What is asked: Extract the full listing verbatim and drop any pictures from your copy.
── Available data
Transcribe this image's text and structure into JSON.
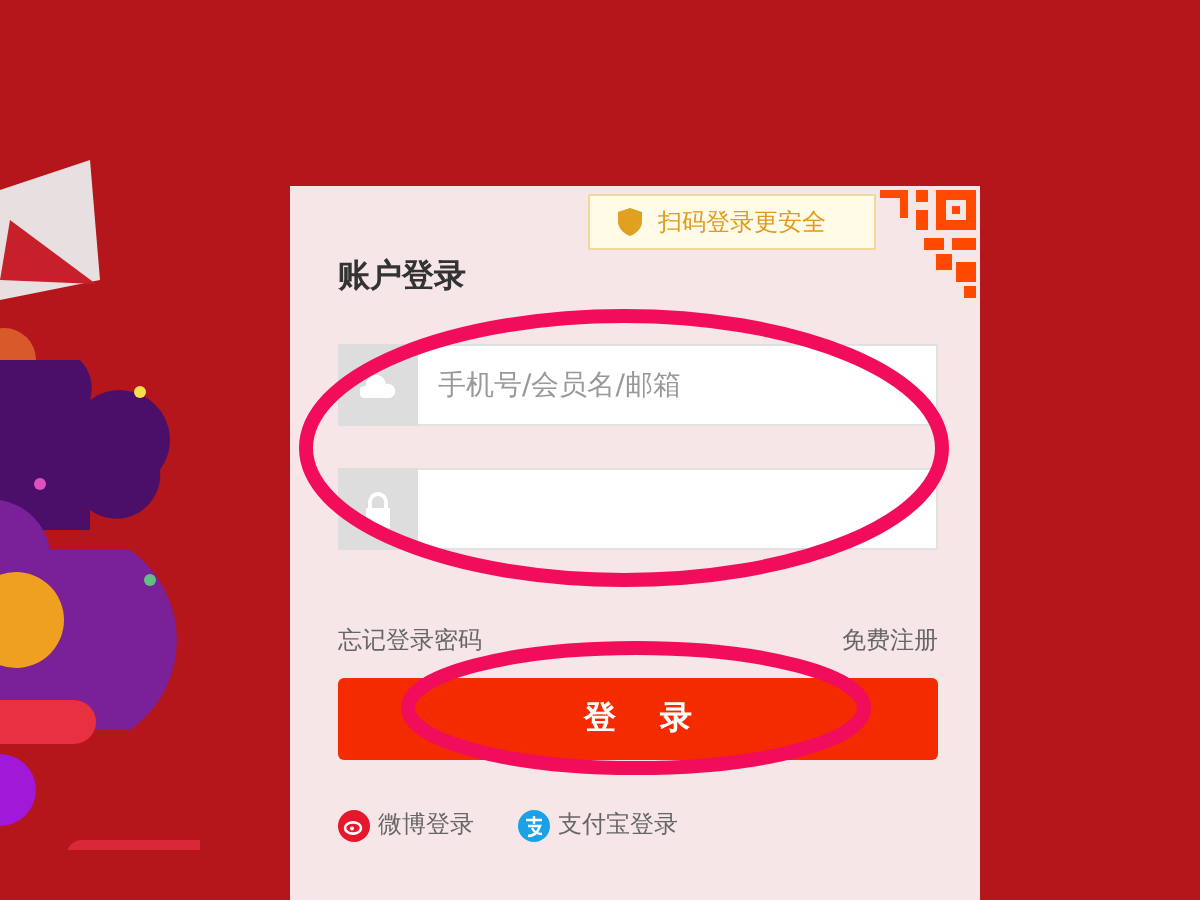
{
  "qr_badge": {
    "text": "扫码登录更安全"
  },
  "title": "账户登录",
  "fields": [
    {
      "kind": "username",
      "placeholder": "手机号/会员名/邮箱"
    },
    {
      "kind": "password"
    }
  ],
  "links": {
    "forgot": "忘记登录密码",
    "register": "免费注册"
  },
  "login_button": "登 录",
  "social": [
    {
      "kind": "weibo",
      "label": "微博登录"
    },
    {
      "kind": "alipay",
      "label": "支付宝登录"
    }
  ]
}
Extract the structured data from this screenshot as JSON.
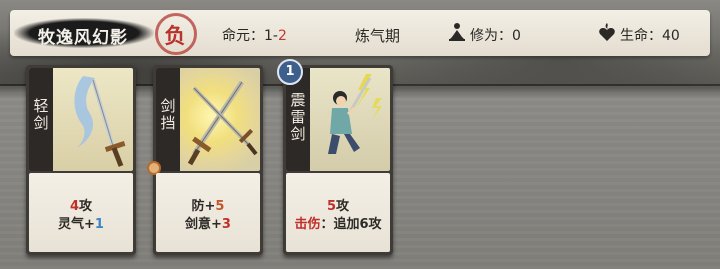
{
  "header": {
    "player_name": "牧逸风幻影",
    "defeat_seal": "负",
    "destiny_label": "命元：",
    "destiny_current": "1",
    "destiny_sep": "-",
    "destiny_max": "2",
    "realm": "炼气期",
    "cultivation_label": "修为：0",
    "hp_label": "生命：40",
    "cultivation_icon": "meditating-figure-icon",
    "hp_icon": "heart-flame-icon"
  },
  "cards": [
    {
      "name": "轻剑",
      "art_icon": "light-sword-icon",
      "line1_num": "4",
      "line1_text": "攻",
      "line2_text": "灵气+",
      "line2_num": "1"
    },
    {
      "name": "剑挡",
      "art_icon": "crossed-swords-icon",
      "line1_text": "防+",
      "line1_num": "5",
      "line2_text": "剑意+",
      "line2_num": "3"
    },
    {
      "name": "震雷剑",
      "level": "1",
      "art_icon": "thunder-swordsman-icon",
      "line1_num": "5",
      "line1_text": "攻",
      "line2_keyword": "击伤",
      "line2_text": "：追加6攻"
    }
  ],
  "colors": {
    "accent_red": "#c0302a",
    "accent_orange": "#c0582b",
    "accent_blue": "#3e84c4",
    "level_badge": "#3d5f8c"
  }
}
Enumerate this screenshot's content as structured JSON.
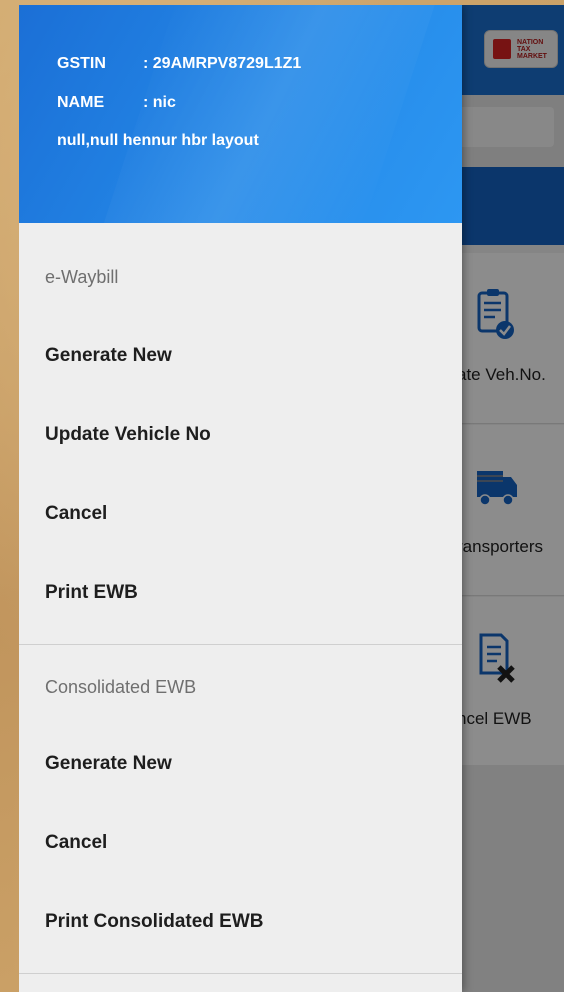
{
  "drawer": {
    "header": {
      "gstin_label": "GSTIN",
      "gstin_value": ": 29AMRPV8729L1Z1",
      "name_label": "NAME",
      "name_value": ": nic",
      "address": "null,null  hennur hbr layout"
    },
    "sections": [
      {
        "title": "e-Waybill",
        "items": [
          {
            "label": "Generate New"
          },
          {
            "label": "Update Vehicle No"
          },
          {
            "label": "Cancel"
          },
          {
            "label": "Print EWB"
          }
        ]
      },
      {
        "title": "Consolidated EWB",
        "items": [
          {
            "label": "Generate New"
          },
          {
            "label": "Cancel"
          },
          {
            "label": "Print Consolidated EWB"
          }
        ]
      }
    ]
  },
  "background_app": {
    "logo_text": "NATION TAX MARKET",
    "tiles": [
      {
        "label": "ate Veh.No.",
        "icon": "clipboard-check-icon"
      },
      {
        "label": "ransporters",
        "icon": "truck-icon"
      },
      {
        "label": "ncel EWB",
        "icon": "document-cancel-icon"
      }
    ]
  },
  "colors": {
    "header_blue": "#1b6fd6",
    "drawer_bg": "#eeeeee",
    "icon_blue": "#1463c4"
  }
}
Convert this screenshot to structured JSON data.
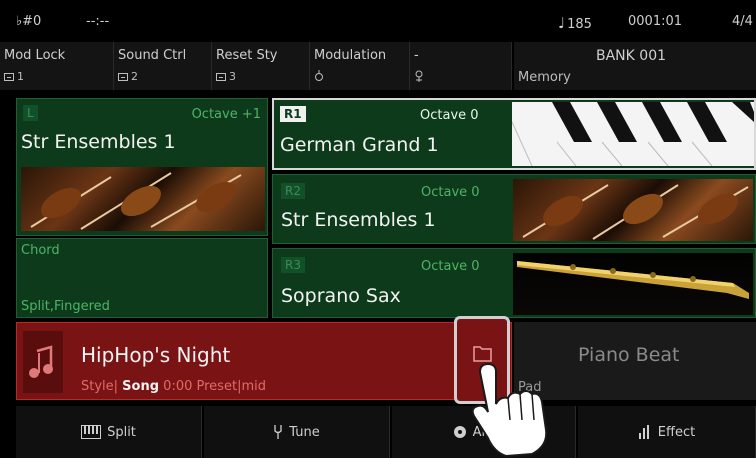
{
  "status": {
    "key": "♭#0",
    "time": "--:--",
    "tempo": "185",
    "bar": "0001:01",
    "beat": "4/4"
  },
  "controls": [
    {
      "label": "Mod Lock",
      "sub": "1",
      "icon": "box-icon"
    },
    {
      "label": "Sound Ctrl",
      "sub": "2",
      "icon": "box-icon"
    },
    {
      "label": "Reset Sty",
      "sub": "3",
      "icon": "box-icon"
    },
    {
      "label": "Modulation",
      "sub": "",
      "icon": "knob-icon"
    },
    {
      "label": "-",
      "sub": "",
      "icon": "pin-icon"
    }
  ],
  "bank": {
    "name": "BANK 001",
    "memory_label": "Memory"
  },
  "voices": {
    "left": {
      "tag": "L",
      "octave": "Octave +1",
      "name": "Str Ensembles 1",
      "image": "strings"
    },
    "r1": {
      "tag": "R1",
      "octave": "Octave 0",
      "name": "German Grand 1",
      "image": "piano"
    },
    "r2": {
      "tag": "R2",
      "octave": "Octave 0",
      "name": "Str Ensembles 1",
      "image": "strings"
    },
    "r3": {
      "tag": "R3",
      "octave": "Octave 0",
      "name": "Soprano Sax",
      "image": "sax"
    }
  },
  "chord": {
    "title": "Chord",
    "mode": "Split,Fingered"
  },
  "style": {
    "name": "HipHop's Night",
    "type_label": "Style",
    "song_label": "Song",
    "song_time": "0:00",
    "preset_label": "Preset",
    "preset_value": "mid"
  },
  "pad": {
    "name": "Piano Beat",
    "label": "Pad"
  },
  "bottom": [
    {
      "label": "Split",
      "icon": "keyboard-icon"
    },
    {
      "label": "Tune",
      "icon": "tuning-fork-icon"
    },
    {
      "label": "Album",
      "icon": "disc-icon"
    },
    {
      "label": "Effect",
      "icon": "equalizer-icon"
    }
  ],
  "colors": {
    "voice_green": "#0d3a1b",
    "style_red": "#7a1414",
    "accent_green": "#4fb368"
  }
}
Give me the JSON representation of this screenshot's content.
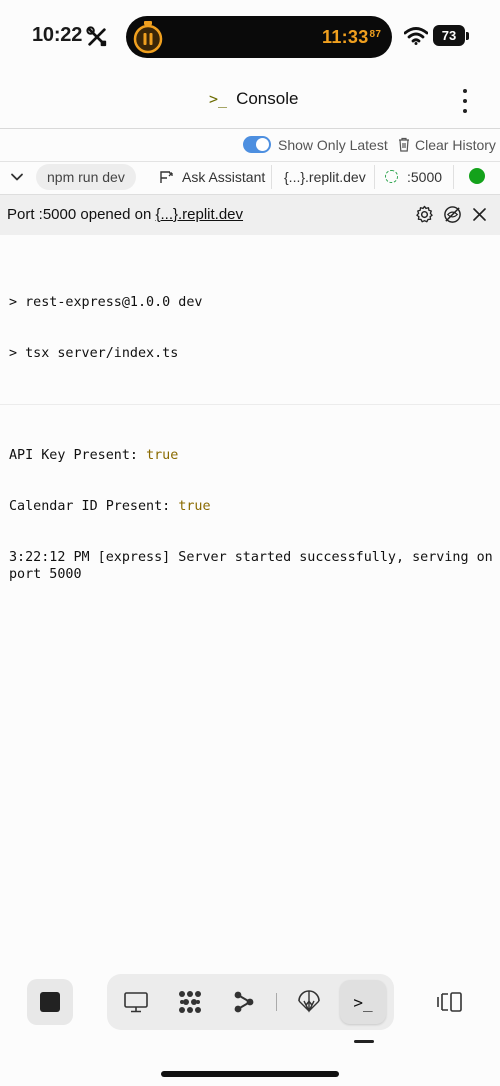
{
  "status_bar": {
    "time": "10:22",
    "timer_time": "11:33",
    "timer_fraction": "87",
    "battery": "73"
  },
  "header": {
    "icon": ">_",
    "title": "Console"
  },
  "options": {
    "show_only_latest": "Show Only Latest",
    "show_only_latest_on": true,
    "clear_history": "Clear History"
  },
  "toolbar": {
    "command": "npm run dev",
    "ask_assistant": "Ask Assistant",
    "domain": "{...}.replit.dev",
    "port": ":5000"
  },
  "port_bar": {
    "prefix": "Port :5000 opened on ",
    "link": "{...}.replit.dev"
  },
  "console": {
    "line1": "> rest-express@1.0.0 dev",
    "line2": "> tsx server/index.ts",
    "api_key_label": "API Key Present: ",
    "api_key_value": "true",
    "calendar_label": "Calendar ID Present: ",
    "calendar_value": "true",
    "server_line": "3:22:12 PM [express] Server started successfully, serving on port 5000"
  },
  "dock": {
    "active_icon": ">_"
  },
  "colors": {
    "accent_toggle": "#4d8fe0",
    "status_running": "#14a21b",
    "timer": "#f0a01f",
    "console_value": "#8a6a00"
  }
}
────
Solution to this exercise:
Transcribe this image's text and structure into JSON.
{
  "qr_badge": {
    "text": "扫码登录更安全"
  },
  "title": "账户登录",
  "fields": [
    {
      "kind": "username",
      "placeholder": "手机号/会员名/邮箱"
    },
    {
      "kind": "password"
    }
  ],
  "links": {
    "forgot": "忘记登录密码",
    "register": "免费注册"
  },
  "login_button": "登 录",
  "social": [
    {
      "kind": "weibo",
      "label": "微博登录"
    },
    {
      "kind": "alipay",
      "label": "支付宝登录"
    }
  ]
}
Extract the structured data from this screenshot as JSON.
{
  "header": {
    "player_name": "牧逸风幻影",
    "defeat_seal": "负",
    "destiny_label": "命元：",
    "destiny_current": "1",
    "destiny_sep": "-",
    "destiny_max": "2",
    "realm": "炼气期",
    "cultivation_label": "修为：0",
    "hp_label": "生命：40",
    "cultivation_icon": "meditating-figure-icon",
    "hp_icon": "heart-flame-icon"
  },
  "cards": [
    {
      "name": "轻剑",
      "art_icon": "light-sword-icon",
      "line1_num": "4",
      "line1_text": "攻",
      "line2_text": "灵气+",
      "line2_num": "1"
    },
    {
      "name": "剑挡",
      "art_icon": "crossed-swords-icon",
      "line1_text": "防+",
      "line1_num": "5",
      "line2_text": "剑意+",
      "line2_num": "3"
    },
    {
      "name": "震雷剑",
      "level": "1",
      "art_icon": "thunder-swordsman-icon",
      "line1_num": "5",
      "line1_text": "攻",
      "line2_keyword": "击伤",
      "line2_text": "：追加6攻"
    }
  ],
  "colors": {
    "accent_red": "#c0302a",
    "accent_orange": "#c0582b",
    "accent_blue": "#3e84c4",
    "level_badge": "#3d5f8c"
  }
}
Enumerate this screenshot's content as structured JSON.
{
  "drawer": {
    "header": {
      "gstin_label": "GSTIN",
      "gstin_value": ": 29AMRPV8729L1Z1",
      "name_label": "NAME",
      "name_value": ": nic",
      "address": "null,null  hennur hbr layout"
    },
    "sections": [
      {
        "title": "e-Waybill",
        "items": [
          {
            "label": "Generate New"
          },
          {
            "label": "Update Vehicle No"
          },
          {
            "label": "Cancel"
          },
          {
            "label": "Print EWB"
          }
        ]
      },
      {
        "title": "Consolidated EWB",
        "items": [
          {
            "label": "Generate New"
          },
          {
            "label": "Cancel"
          },
          {
            "label": "Print Consolidated EWB"
          }
        ]
      }
    ]
  },
  "background_app": {
    "logo_text": "NATION TAX MARKET",
    "tiles": [
      {
        "label": "ate Veh.No.",
        "icon": "clipboard-check-icon"
      },
      {
        "label": "ransporters",
        "icon": "truck-icon"
      },
      {
        "label": "ncel EWB",
        "icon": "document-cancel-icon"
      }
    ]
  },
  "colors": {
    "header_blue": "#1b6fd6",
    "drawer_bg": "#eeeeee",
    "icon_blue": "#1463c4"
  }
}
Convert this screenshot to structured JSON data.
{
  "status": {
    "key": "♭#0",
    "time": "--:--",
    "tempo": "185",
    "bar": "0001:01",
    "beat": "4/4"
  },
  "controls": [
    {
      "label": "Mod Lock",
      "sub": "1",
      "icon": "box-icon"
    },
    {
      "label": "Sound Ctrl",
      "sub": "2",
      "icon": "box-icon"
    },
    {
      "label": "Reset Sty",
      "sub": "3",
      "icon": "box-icon"
    },
    {
      "label": "Modulation",
      "sub": "",
      "icon": "knob-icon"
    },
    {
      "label": "-",
      "sub": "",
      "icon": "pin-icon"
    }
  ],
  "bank": {
    "name": "BANK 001",
    "memory_label": "Memory"
  },
  "voices": {
    "left": {
      "tag": "L",
      "octave": "Octave +1",
      "name": "Str Ensembles 1",
      "image": "strings"
    },
    "r1": {
      "tag": "R1",
      "octave": "Octave 0",
      "name": "German Grand 1",
      "image": "piano"
    },
    "r2": {
      "tag": "R2",
      "octave": "Octave 0",
      "name": "Str Ensembles 1",
      "image": "strings"
    },
    "r3": {
      "tag": "R3",
      "octave": "Octave 0",
      "name": "Soprano Sax",
      "image": "sax"
    }
  },
  "chord": {
    "title": "Chord",
    "mode": "Split,Fingered"
  },
  "style": {
    "name": "HipHop's Night",
    "type_label": "Style",
    "song_label": "Song",
    "song_time": "0:00",
    "preset_label": "Preset",
    "preset_value": "mid"
  },
  "pad": {
    "name": "Piano Beat",
    "label": "Pad"
  },
  "bottom": [
    {
      "label": "Split",
      "icon": "keyboard-icon"
    },
    {
      "label": "Tune",
      "icon": "tuning-fork-icon"
    },
    {
      "label": "Album",
      "icon": "disc-icon"
    },
    {
      "label": "Effect",
      "icon": "equalizer-icon"
    }
  ],
  "colors": {
    "voice_green": "#0d3a1b",
    "style_red": "#7a1414",
    "accent_green": "#4fb368"
  }
}
Give me the JSON representation of this screenshot's content.
{
  "status_bar": {
    "time": "10:22",
    "timer_time": "11:33",
    "timer_fraction": "87",
    "battery": "73"
  },
  "header": {
    "icon": ">_",
    "title": "Console"
  },
  "options": {
    "show_only_latest": "Show Only Latest",
    "show_only_latest_on": true,
    "clear_history": "Clear History"
  },
  "toolbar": {
    "command": "npm run dev",
    "ask_assistant": "Ask Assistant",
    "domain": "{...}.replit.dev",
    "port": ":5000"
  },
  "port_bar": {
    "prefix": "Port :5000 opened on ",
    "link": "{...}.replit.dev"
  },
  "console": {
    "line1": "> rest-express@1.0.0 dev",
    "line2": "> tsx server/index.ts",
    "api_key_label": "API Key Present: ",
    "api_key_value": "true",
    "calendar_label": "Calendar ID Present: ",
    "calendar_value": "true",
    "server_line": "3:22:12 PM [express] Server started successfully, serving on port 5000"
  },
  "dock": {
    "active_icon": ">_"
  },
  "colors": {
    "accent_toggle": "#4d8fe0",
    "status_running": "#14a21b",
    "timer": "#f0a01f",
    "console_value": "#8a6a00"
  }
}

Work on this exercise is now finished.